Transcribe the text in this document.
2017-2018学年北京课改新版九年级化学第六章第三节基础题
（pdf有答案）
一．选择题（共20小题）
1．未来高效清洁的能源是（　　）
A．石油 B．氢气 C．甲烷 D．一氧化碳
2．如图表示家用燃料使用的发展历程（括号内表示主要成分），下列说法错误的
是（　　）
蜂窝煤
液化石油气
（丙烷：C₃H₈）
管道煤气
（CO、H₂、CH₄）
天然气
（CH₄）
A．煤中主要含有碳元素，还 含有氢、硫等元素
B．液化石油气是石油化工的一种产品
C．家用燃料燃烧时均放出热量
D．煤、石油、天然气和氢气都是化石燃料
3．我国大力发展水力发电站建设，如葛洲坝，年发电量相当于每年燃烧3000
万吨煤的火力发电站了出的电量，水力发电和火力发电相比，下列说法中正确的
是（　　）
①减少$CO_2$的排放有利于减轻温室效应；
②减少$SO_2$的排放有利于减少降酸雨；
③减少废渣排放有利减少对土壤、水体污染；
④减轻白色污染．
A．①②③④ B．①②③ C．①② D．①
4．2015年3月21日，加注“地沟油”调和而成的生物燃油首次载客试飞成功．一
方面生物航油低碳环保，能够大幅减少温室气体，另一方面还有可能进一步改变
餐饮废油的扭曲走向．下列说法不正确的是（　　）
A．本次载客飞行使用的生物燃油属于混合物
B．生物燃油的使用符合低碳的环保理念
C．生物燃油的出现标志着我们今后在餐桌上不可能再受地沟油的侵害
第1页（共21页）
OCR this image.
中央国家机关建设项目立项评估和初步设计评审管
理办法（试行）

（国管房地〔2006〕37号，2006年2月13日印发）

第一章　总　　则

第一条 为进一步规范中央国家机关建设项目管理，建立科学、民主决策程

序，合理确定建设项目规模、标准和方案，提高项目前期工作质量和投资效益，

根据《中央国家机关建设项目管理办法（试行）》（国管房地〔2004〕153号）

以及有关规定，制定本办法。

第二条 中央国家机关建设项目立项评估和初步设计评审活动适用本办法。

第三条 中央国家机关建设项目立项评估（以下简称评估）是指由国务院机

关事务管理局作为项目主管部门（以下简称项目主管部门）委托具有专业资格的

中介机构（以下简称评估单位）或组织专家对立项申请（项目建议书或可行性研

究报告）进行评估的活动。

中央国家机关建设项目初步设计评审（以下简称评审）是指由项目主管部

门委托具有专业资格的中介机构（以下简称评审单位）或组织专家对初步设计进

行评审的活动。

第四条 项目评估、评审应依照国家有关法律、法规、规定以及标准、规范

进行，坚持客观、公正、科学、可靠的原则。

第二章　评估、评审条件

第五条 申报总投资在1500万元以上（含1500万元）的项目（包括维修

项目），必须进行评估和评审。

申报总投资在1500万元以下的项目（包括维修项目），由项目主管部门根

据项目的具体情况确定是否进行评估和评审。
* * *
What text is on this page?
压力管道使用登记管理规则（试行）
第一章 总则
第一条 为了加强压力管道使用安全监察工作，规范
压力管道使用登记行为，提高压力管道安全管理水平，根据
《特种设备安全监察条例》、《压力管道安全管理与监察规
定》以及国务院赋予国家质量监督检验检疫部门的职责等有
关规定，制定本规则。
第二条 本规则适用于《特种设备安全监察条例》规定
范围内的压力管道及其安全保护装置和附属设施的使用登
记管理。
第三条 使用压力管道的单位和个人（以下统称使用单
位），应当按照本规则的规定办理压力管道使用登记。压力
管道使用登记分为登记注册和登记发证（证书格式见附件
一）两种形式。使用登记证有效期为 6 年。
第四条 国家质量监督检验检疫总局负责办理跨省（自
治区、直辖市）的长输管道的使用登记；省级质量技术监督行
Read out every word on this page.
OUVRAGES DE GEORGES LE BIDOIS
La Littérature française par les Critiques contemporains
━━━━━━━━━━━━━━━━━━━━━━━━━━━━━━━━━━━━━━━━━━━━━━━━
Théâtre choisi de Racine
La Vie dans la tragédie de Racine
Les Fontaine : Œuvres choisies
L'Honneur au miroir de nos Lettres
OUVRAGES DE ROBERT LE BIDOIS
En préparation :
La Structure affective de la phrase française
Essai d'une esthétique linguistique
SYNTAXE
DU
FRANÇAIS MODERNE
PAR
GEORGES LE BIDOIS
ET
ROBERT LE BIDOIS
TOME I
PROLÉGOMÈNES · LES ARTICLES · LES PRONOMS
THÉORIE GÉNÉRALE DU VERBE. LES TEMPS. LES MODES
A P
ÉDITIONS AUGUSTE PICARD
* * *
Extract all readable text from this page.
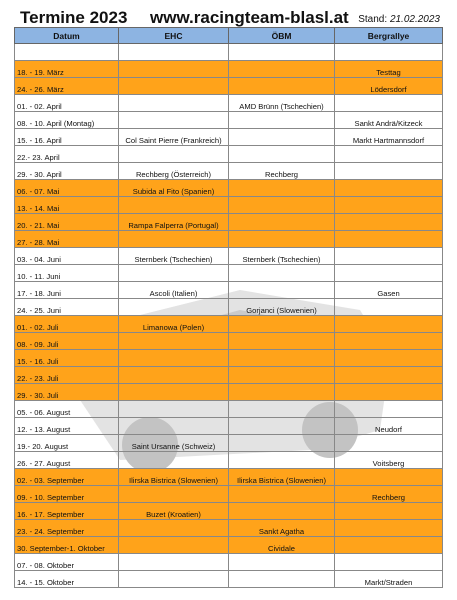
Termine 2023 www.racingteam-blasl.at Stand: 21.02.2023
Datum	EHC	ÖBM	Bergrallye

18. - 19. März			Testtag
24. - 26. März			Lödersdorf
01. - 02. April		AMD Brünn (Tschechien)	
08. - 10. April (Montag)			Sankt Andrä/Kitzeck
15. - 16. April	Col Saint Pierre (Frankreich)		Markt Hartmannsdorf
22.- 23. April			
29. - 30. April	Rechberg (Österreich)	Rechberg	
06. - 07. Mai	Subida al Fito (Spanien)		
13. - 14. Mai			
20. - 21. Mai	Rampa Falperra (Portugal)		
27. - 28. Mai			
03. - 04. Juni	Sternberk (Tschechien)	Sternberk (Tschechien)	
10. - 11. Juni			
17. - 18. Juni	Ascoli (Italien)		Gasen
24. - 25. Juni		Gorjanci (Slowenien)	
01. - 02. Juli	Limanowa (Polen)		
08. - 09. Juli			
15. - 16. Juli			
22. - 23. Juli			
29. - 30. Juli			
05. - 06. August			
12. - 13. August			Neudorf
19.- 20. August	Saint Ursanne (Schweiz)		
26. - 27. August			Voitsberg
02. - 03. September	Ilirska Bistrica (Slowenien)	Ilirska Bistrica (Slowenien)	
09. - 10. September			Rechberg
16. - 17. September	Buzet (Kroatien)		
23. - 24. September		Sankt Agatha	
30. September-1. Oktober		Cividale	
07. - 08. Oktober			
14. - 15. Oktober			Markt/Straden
* * *
Go through the records line by line and count those containing the string "September". Give only the total.

5